— Start Information given —
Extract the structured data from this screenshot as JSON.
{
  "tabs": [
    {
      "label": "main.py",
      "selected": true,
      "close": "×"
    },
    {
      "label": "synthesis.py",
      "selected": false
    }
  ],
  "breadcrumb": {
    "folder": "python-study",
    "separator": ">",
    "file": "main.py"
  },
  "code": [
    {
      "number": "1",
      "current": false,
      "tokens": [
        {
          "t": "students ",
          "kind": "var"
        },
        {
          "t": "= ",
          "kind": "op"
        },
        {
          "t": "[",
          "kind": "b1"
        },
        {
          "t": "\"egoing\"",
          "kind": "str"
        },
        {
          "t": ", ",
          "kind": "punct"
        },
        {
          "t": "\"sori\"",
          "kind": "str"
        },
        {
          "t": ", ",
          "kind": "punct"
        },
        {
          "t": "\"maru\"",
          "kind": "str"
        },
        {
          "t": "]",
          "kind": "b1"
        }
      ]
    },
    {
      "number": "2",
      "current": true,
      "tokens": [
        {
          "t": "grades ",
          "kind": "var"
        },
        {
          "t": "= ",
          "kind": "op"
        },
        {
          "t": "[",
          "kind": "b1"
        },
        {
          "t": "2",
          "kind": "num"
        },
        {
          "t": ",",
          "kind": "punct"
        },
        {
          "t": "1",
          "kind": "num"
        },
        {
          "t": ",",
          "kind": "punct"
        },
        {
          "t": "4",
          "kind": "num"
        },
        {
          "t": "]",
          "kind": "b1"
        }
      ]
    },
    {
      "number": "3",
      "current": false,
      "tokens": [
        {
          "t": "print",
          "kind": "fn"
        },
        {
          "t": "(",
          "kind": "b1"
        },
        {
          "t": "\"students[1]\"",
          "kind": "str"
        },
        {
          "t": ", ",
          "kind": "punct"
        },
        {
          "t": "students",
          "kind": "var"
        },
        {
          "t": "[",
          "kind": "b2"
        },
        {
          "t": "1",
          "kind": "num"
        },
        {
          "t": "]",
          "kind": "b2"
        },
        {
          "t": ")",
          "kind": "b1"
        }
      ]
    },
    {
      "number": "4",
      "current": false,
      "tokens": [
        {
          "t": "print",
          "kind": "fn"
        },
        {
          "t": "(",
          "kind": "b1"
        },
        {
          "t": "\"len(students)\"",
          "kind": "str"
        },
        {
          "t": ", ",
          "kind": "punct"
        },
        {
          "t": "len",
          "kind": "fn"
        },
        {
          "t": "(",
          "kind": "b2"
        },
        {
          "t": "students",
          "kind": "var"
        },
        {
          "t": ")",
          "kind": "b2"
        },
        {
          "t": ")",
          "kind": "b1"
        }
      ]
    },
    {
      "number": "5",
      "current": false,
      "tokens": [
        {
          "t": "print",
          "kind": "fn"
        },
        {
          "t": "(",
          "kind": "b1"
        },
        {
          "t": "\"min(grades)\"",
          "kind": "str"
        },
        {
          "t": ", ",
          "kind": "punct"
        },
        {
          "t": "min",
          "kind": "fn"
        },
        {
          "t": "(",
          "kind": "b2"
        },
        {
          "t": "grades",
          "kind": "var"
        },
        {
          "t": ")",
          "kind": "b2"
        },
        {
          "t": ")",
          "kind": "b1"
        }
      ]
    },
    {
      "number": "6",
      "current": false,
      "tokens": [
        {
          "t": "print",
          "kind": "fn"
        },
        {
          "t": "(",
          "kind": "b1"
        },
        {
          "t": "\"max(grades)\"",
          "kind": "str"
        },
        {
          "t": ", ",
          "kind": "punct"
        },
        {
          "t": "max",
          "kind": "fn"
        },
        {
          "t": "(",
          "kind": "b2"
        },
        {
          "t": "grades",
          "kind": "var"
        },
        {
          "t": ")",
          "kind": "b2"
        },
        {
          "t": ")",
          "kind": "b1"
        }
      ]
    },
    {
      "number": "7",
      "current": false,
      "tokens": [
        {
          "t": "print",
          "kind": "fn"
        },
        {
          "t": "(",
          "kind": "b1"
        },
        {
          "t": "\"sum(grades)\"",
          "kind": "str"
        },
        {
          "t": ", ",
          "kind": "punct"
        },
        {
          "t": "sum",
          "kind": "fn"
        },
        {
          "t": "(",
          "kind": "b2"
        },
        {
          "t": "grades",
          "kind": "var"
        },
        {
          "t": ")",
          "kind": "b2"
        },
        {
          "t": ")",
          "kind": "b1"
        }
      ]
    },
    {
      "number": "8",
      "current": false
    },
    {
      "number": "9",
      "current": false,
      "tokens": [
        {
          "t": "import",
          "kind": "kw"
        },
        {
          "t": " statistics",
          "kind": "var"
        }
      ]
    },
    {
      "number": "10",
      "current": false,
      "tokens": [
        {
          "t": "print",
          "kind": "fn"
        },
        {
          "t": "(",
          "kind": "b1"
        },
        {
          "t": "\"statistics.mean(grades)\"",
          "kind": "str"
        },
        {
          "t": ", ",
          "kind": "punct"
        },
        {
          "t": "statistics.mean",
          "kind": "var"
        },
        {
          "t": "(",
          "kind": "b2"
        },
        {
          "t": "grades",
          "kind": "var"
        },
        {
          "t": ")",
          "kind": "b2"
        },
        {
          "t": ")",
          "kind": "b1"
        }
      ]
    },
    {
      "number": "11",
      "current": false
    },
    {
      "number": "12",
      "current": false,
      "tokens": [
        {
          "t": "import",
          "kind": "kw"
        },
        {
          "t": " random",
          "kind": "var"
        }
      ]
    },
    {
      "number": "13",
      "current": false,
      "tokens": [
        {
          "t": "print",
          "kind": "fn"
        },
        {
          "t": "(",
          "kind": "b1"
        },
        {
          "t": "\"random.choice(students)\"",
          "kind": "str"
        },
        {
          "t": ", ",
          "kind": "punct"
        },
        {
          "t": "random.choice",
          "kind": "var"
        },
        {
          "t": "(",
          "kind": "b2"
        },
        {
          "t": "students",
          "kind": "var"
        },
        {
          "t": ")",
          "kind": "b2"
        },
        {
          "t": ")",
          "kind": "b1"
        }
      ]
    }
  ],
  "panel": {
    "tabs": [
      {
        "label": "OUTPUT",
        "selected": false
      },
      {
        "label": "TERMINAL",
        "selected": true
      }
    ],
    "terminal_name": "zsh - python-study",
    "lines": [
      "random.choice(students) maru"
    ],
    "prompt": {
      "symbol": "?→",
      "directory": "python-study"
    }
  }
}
— End Information given —
What you should do
Write out every entry exactly as given.

Answer in full
Extract the structured data from this screenshot as JSON.
{
  "tabs": [
    {
      "label": "main.py",
      "selected": true,
      "close": "×"
    },
    {
      "label": "synthesis.py",
      "selected": false
    }
  ],
  "breadcrumb": {
    "folder": "python-study",
    "separator": ">",
    "file": "main.py"
  },
  "code": [
    {
      "number": "1",
      "current": false,
      "tokens": [
        {
          "t": "students ",
          "kind": "var"
        },
        {
          "t": "= ",
          "kind": "op"
        },
        {
          "t": "[",
          "kind": "b1"
        },
        {
          "t": "\"egoing\"",
          "kind": "str"
        },
        {
          "t": ", ",
          "kind": "punct"
        },
        {
          "t": "\"sori\"",
          "kind": "str"
        },
        {
          "t": ", ",
          "kind": "punct"
        },
        {
          "t": "\"maru\"",
          "kind": "str"
        },
        {
          "t": "]",
          "kind": "b1"
        }
      ]
    },
    {
      "number": "2",
      "current": true,
      "tokens": [
        {
          "t": "grades ",
          "kind": "var"
        },
        {
          "t": "= ",
          "kind": "op"
        },
        {
          "t": "[",
          "kind": "b1"
        },
        {
          "t": "2",
          "kind": "num"
        },
        {
          "t": ",",
          "kind": "punct"
        },
        {
          "t": "1",
          "kind": "num"
        },
        {
          "t": ",",
          "kind": "punct"
        },
        {
          "t": "4",
          "kind": "num"
        },
        {
          "t": "]",
          "kind": "b1"
        }
      ]
    },
    {
      "number": "3",
      "current": false,
      "tokens": [
        {
          "t": "print",
          "kind": "fn"
        },
        {
          "t": "(",
          "kind": "b1"
        },
        {
          "t": "\"students[1]\"",
          "kind": "str"
        },
        {
          "t": ", ",
          "kind": "punct"
        },
        {
          "t": "students",
          "kind": "var"
        },
        {
          "t": "[",
          "kind": "b2"
        },
        {
          "t": "1",
          "kind": "num"
        },
        {
          "t": "]",
          "kind": "b2"
        },
        {
          "t": ")",
          "kind": "b1"
        }
      ]
    },
    {
      "number": "4",
      "current": false,
      "tokens": [
        {
          "t": "print",
          "kind": "fn"
        },
        {
          "t": "(",
          "kind": "b1"
        },
        {
          "t": "\"len(students)\"",
          "kind": "str"
        },
        {
          "t": ", ",
          "kind": "punct"
        },
        {
          "t": "len",
          "kind": "fn"
        },
        {
          "t": "(",
          "kind": "b2"
        },
        {
          "t": "students",
          "kind": "var"
        },
        {
          "t": ")",
          "kind": "b2"
        },
        {
          "t": ")",
          "kind": "b1"
        }
      ]
    },
    {
      "number": "5",
      "current": false,
      "tokens": [
        {
          "t": "print",
          "kind": "fn"
        },
        {
          "t": "(",
          "kind": "b1"
        },
        {
          "t": "\"min(grades)\"",
          "kind": "str"
        },
        {
          "t": ", ",
          "kind": "punct"
        },
        {
          "t": "min",
          "kind": "fn"
        },
        {
          "t": "(",
          "kind": "b2"
        },
        {
          "t": "grades",
          "kind": "var"
        },
        {
          "t": ")",
          "kind": "b2"
        },
        {
          "t": ")",
          "kind": "b1"
        }
      ]
    },
    {
      "number": "6",
      "current": false,
      "tokens": [
        {
          "t": "print",
          "kind": "fn"
        },
        {
          "t": "(",
          "kind": "b1"
        },
        {
          "t": "\"max(grades)\"",
          "kind": "str"
        },
        {
          "t": ", ",
          "kind": "punct"
        },
        {
          "t": "max",
          "kind": "fn"
        },
        {
          "t": "(",
          "kind": "b2"
        },
        {
          "t": "grades",
          "kind": "var"
        },
        {
          "t": ")",
          "kind": "b2"
        },
        {
          "t": ")",
          "kind": "b1"
        }
      ]
    },
    {
      "number": "7",
      "current": false,
      "tokens": [
        {
          "t": "print",
          "kind": "fn"
        },
        {
          "t": "(",
          "kind": "b1"
        },
        {
          "t": "\"sum(grades)\"",
          "kind": "str"
        },
        {
          "t": ", ",
          "kind": "punct"
        },
        {
          "t": "sum",
          "kind": "fn"
        },
        {
          "t": "(",
          "kind": "b2"
        },
        {
          "t": "grades",
          "kind": "var"
        },
        {
          "t": ")",
          "kind": "b2"
        },
        {
          "t": ")",
          "kind": "b1"
        }
      ]
    },
    {
      "number": "8",
      "current": false
    },
    {
      "number": "9",
      "current": false,
      "tokens": [
        {
          "t": "import",
          "kind": "kw"
        },
        {
          "t": " statistics",
          "kind": "var"
        }
      ]
    },
    {
      "number": "10",
      "current": false,
      "tokens": [
        {
          "t": "print",
          "kind": "fn"
        },
        {
          "t": "(",
          "kind": "b1"
        },
        {
          "t": "\"statistics.mean(grades)\"",
          "kind": "str"
        },
        {
          "t": ", ",
          "kind": "punct"
        },
        {
          "t": "statistics.mean",
          "kind": "var"
        },
        {
          "t": "(",
          "kind": "b2"
        },
        {
          "t": "grades",
          "kind": "var"
        },
        {
          "t": ")",
          "kind": "b2"
        },
        {
          "t": ")",
          "kind": "b1"
        }
      ]
    },
    {
      "number": "11",
      "current": false
    },
    {
      "number": "12",
      "current": false,
      "tokens": [
        {
          "t": "import",
          "kind": "kw"
        },
        {
          "t": " random",
          "kind": "var"
        }
      ]
    },
    {
      "number": "13",
      "current": false,
      "tokens": [
        {
          "t": "print",
          "kind": "fn"
        },
        {
          "t": "(",
          "kind": "b1"
        },
        {
          "t": "\"random.choice(students)\"",
          "kind": "str"
        },
        {
          "t": ", ",
          "kind": "punct"
        },
        {
          "t": "random.choice",
          "kind": "var"
        },
        {
          "t": "(",
          "kind": "b2"
        },
        {
          "t": "students",
          "kind": "var"
        },
        {
          "t": ")",
          "kind": "b2"
        },
        {
          "t": ")",
          "kind": "b1"
        }
      ]
    }
  ],
  "panel": {
    "tabs": [
      {
        "label": "OUTPUT",
        "selected": false
      },
      {
        "label": "TERMINAL",
        "selected": true
      }
    ],
    "terminal_name": "zsh - python-study",
    "lines": [
      "random.choice(students) maru"
    ],
    "prompt": {
      "symbol": "?→",
      "directory": "python-study"
    }
  }
}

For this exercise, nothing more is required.